SOURCE DOCUMENT -
#####

In response to Dawn of Fold’s violent assault on Asticassia in the last episode, the Benerit Group launches a counterattack in an attempt to wipe them out. At Dawn of Fold’s Earth base, Olcott and a squadron of mobile suits attempt to hold off the Benerit Group’s assault and buy time for the transports to escape. In other words, Episode 15 of Mobile Suit Gundam: The Witch from Mercury is a lot like the Battle of Hoth in The Empire Strikes Back, except neither side is especially heroic, and civilian children get caught in the crossfire. And on top of that, Guel Jeturk, who was taken prisoner by Dawn of Fold after the Quetta assault last season, has to endure another chapter of his series-long hell. If there’s a contender for the heaviest show of the season, this second cour of G-Witch has to be on the short list, because it isn’t holding back.
One of the best things about “Father and Child” is that it opens up the show’s setting and finally gives us a closer look at Earth, which so far has rarely been seen. It was hinted previously that Earth was in rough shape, and this week’s outing confirms it. Resources are in short supply, the planet is mired in proxy wars, and people are desperate. Importantly, we also get a solid (albeit quickly delivered) exposition for some new Dawn of Fold rebels, which establishes realistic motivations for why they fight. For Olcott, it’s a matter of justice and escaping a painful past, but for many others, it’s about protecting family or refugees.
Several parts of the episode also do a great job establishing Dawn of Fold as a kind of a makeshift family, particularly for the younger members who have been displaced by war. The children’s symbolic grave for Sophie is especially moving—as violent as Sophie was on the battlefield, she was still a person, and important to many people. These scenes also provide a believable context for Norea’s attitude. When she viciously beats Nika after she attempted to warn everyone about Dawn of Fold’s attack on Asticassia, it’s clear Norea’s rage is driven by a fierce need to protect the only community she has left. All of this makes Dawn of Fold far more believable as a fragmented group of people trying to survive and find happiness in a brutal era, and not just a random faction whose sole purpose is to provide The Witch from Mercury with more mobile suit battles.
Regarding that last subject, though, the Benerit squadron’s assault on Dawn of Fold’s base, and the Dawn of Fold squadron’s desperate defense, is a harrowing sequence that recalls some of the gritty, ugly mobile suit battles of 08th MS Team and War in the Pocket. It’s a messy, uncoordinated skirmish in a ruined city, with characters dying and mechs exploding suddenly and unpredictably. Even though several of the characters involved in the battle were only just introduced, it’s amazing how invested I was in whether or not they would survive. The frenetic pace of the fight, and the fact that Dawn of Fold is clearly overmatched, only ratchets the tension up even more. It’s an excellent scene, and a great example of how to do a war sequence that’s genuinely unsettling.

#####

DATASET RECORDS -

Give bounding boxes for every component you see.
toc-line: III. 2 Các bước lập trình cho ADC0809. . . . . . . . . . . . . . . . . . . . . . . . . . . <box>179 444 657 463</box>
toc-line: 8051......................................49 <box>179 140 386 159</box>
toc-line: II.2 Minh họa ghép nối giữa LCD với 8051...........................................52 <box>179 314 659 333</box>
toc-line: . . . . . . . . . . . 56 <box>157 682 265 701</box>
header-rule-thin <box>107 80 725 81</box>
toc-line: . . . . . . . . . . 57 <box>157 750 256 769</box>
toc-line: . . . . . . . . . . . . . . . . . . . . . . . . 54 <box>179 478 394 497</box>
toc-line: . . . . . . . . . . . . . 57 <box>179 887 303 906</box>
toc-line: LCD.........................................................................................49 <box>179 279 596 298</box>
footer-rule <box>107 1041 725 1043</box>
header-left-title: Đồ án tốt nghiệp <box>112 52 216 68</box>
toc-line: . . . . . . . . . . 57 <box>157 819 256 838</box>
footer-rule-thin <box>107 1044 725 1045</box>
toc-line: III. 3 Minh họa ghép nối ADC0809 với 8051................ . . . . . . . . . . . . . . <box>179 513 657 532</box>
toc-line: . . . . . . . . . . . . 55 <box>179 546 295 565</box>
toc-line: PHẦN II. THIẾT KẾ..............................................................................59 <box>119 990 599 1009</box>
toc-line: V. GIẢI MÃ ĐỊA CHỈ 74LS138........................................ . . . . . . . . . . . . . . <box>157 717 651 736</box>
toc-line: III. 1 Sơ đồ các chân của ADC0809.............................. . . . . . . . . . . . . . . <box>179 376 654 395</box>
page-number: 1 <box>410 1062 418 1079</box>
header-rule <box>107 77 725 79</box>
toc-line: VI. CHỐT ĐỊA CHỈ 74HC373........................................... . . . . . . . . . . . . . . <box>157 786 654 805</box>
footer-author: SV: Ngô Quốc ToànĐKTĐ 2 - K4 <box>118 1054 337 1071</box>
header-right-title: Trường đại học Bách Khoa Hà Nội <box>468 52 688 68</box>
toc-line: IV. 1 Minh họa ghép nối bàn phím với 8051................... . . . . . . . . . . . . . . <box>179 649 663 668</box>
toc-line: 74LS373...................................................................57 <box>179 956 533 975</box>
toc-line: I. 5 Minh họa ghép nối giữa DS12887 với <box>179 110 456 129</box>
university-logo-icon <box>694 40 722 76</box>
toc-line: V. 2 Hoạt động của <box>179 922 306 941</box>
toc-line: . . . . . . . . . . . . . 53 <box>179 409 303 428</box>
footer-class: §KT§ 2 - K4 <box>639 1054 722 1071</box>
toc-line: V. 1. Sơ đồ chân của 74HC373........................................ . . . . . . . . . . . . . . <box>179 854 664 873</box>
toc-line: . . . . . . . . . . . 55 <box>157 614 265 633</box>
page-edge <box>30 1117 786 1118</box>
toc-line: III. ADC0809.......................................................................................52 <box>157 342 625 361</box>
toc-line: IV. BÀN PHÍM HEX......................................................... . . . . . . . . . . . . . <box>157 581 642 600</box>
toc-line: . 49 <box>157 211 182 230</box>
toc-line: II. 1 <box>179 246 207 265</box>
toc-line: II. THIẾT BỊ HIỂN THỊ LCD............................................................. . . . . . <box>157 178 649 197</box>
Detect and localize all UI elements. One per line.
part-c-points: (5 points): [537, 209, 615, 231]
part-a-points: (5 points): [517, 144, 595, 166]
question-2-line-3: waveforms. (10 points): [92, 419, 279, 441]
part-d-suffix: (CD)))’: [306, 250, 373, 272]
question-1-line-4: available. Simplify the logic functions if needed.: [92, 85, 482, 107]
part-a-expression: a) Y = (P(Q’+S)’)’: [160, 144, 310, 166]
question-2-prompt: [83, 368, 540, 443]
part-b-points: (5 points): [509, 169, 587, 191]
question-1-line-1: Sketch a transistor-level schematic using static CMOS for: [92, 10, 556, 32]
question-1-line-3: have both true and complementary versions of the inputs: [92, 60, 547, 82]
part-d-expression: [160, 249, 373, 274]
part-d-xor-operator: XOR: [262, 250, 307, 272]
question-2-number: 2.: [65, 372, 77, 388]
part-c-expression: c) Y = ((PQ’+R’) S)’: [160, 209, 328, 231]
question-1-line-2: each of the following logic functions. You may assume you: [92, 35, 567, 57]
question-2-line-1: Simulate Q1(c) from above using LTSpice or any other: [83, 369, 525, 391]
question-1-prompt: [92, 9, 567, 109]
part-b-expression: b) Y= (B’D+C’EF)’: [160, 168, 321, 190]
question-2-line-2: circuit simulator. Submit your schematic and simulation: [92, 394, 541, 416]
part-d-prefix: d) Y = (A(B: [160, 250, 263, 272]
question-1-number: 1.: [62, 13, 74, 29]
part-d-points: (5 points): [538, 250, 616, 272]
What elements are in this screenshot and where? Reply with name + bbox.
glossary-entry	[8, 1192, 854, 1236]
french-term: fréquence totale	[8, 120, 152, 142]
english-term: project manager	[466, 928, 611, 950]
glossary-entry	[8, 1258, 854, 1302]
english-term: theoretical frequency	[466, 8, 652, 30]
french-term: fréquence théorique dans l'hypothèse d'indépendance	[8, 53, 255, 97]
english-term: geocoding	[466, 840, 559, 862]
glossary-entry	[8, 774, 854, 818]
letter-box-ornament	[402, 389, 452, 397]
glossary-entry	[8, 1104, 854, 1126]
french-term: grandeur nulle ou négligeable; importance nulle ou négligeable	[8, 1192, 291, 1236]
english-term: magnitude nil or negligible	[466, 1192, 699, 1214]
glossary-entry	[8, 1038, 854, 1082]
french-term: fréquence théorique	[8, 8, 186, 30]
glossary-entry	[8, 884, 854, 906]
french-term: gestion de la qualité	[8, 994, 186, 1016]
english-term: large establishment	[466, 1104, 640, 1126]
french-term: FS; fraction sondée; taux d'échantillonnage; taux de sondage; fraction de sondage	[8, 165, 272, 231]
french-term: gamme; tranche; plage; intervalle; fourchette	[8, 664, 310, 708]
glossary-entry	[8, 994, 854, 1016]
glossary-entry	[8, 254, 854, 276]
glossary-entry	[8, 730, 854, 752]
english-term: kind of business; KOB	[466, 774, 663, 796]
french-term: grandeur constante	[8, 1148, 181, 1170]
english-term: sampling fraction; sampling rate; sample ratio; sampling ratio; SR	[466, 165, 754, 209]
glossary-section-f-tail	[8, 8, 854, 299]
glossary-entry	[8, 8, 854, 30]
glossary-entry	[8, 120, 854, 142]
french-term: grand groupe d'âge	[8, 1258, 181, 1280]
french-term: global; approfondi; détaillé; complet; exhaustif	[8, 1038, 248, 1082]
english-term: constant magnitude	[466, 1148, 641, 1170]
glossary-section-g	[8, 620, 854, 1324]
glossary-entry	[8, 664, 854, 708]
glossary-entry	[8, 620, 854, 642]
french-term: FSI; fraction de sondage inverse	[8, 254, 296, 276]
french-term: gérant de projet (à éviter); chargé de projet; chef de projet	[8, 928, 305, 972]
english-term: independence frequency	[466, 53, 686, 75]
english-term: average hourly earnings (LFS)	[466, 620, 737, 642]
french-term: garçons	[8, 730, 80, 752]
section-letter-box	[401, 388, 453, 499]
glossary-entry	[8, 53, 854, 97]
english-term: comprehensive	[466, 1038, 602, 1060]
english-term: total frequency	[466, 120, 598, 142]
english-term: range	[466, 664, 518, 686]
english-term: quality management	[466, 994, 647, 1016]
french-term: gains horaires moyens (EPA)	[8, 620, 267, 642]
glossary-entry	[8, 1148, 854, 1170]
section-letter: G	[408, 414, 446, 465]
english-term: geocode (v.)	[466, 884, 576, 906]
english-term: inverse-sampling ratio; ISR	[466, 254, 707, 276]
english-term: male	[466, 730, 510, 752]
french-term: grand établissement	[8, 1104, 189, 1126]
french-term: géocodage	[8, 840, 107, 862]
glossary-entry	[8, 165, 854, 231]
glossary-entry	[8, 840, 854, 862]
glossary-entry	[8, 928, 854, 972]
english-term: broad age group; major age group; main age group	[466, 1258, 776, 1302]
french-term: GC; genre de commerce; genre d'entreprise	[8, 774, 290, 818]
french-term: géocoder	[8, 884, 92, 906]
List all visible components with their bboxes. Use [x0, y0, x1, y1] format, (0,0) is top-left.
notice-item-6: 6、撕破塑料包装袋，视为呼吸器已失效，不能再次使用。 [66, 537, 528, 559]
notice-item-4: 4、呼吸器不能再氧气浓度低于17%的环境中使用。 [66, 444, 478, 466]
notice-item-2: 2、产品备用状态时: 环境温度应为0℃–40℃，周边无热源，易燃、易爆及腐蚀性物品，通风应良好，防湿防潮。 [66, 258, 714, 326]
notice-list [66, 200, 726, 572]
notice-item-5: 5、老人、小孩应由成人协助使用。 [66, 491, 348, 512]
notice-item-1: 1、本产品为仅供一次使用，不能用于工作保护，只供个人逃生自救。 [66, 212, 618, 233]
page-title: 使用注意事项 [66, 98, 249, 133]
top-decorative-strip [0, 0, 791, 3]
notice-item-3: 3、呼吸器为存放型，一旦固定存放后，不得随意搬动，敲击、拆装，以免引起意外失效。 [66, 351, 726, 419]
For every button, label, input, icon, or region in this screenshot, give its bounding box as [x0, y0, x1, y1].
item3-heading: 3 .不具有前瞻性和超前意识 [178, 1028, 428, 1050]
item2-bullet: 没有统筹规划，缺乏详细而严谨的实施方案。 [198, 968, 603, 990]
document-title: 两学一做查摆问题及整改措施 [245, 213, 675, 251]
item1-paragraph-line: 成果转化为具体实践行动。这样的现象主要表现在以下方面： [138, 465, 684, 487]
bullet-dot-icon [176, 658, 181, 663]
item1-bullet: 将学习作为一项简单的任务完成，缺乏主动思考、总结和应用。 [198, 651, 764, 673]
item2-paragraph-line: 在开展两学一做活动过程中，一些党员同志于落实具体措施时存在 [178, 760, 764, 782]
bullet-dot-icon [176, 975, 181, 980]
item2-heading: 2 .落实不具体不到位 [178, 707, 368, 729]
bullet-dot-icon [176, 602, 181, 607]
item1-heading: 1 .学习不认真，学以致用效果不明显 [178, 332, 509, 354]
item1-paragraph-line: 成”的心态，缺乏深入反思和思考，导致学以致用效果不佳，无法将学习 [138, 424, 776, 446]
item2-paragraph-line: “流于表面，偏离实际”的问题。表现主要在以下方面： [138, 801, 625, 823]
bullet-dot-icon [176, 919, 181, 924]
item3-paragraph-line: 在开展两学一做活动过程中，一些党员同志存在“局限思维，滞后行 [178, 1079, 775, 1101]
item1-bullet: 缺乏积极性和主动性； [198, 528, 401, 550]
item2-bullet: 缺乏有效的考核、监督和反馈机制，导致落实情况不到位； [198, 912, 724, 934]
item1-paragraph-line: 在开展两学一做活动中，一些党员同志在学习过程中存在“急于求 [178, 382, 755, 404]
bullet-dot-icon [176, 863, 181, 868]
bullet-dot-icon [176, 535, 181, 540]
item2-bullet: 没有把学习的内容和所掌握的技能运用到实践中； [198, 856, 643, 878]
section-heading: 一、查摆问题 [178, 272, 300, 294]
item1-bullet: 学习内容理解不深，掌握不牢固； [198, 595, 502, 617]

#####

SET EXERCISE 1 -
According to the episode review, which two series does the Benerit assault on the Dawn of Fold base recall?
SET EXERCISE 2 -
Resume the review of Episode 15 of The Witch from Mercury from where it stops.
The data is not needed here.

REPLY 1 -
08th MS Team and War in the Pocket.

REPLY 2 -
Otherwise, “Father and Child” marks the return of Guel, who is still devastated after accidentally killing his father during the Quetta incident. Now a prisoner of war, his situation is as grim as ever, but this time is a bit different, as he has to witness other people’s trauma in addition to his own. The episode draws a direct parallel between Guel and Seethia, a young girl whose father also died at Quetta: just as Seethia is furious that Guel survived while her father was killed, Guel is heartbroken his own father died instead of him. It casts the episode’s title, “Father and Child,” in a tragic light, but it also highlights the amount of personal loss Guel and countless others have had to endure, partly due to the sins of his father and the Benerit Group.
Guel encounters even more of this harsh reality shortly later when Seethia is injured by an explosion during the mobile suit battle. Bewildered and desperate, he attempts to save her, carrying her through the battlefield and then commandeering a mobile suit to fly her to safety, but despite his efforts, she succumbs to her injuries and dies in his arms. It’s a crushing, senseless moment for Guel, but the episode lets us experience it right alongside him, which only bolsters its impact. For the character, though, it’s also signifies an obvious turning point. Despite all he’s been through, Guel emerges from his awful series-long gauntlet with a newfound selflessness and desire to protect the people he cares about. The arrogant child of the early episodes is clearly gone, and this week’s installment does a good job inviting us to continue following him as he grows.
While “Father and Child” relegates most of the main characters to the background—Shaddiq and Miorine’s scenes are mainly setups for future developments, and Suletta doesn’t even appear this time—it still remains as gripping as any other episode so far this season. We’re finally delving deeper into the brutal worlds far removed from the comfort and luxuries of Asticassia and the Benerit Group, and the younger protagonists are gradually recognizing the awfulness of the wider reality they were born into. Where things go from here is anybody’s guess, but considering how strong this second cour of The Witch from Mercury has been so far, next week’s outing can’t come fast enough.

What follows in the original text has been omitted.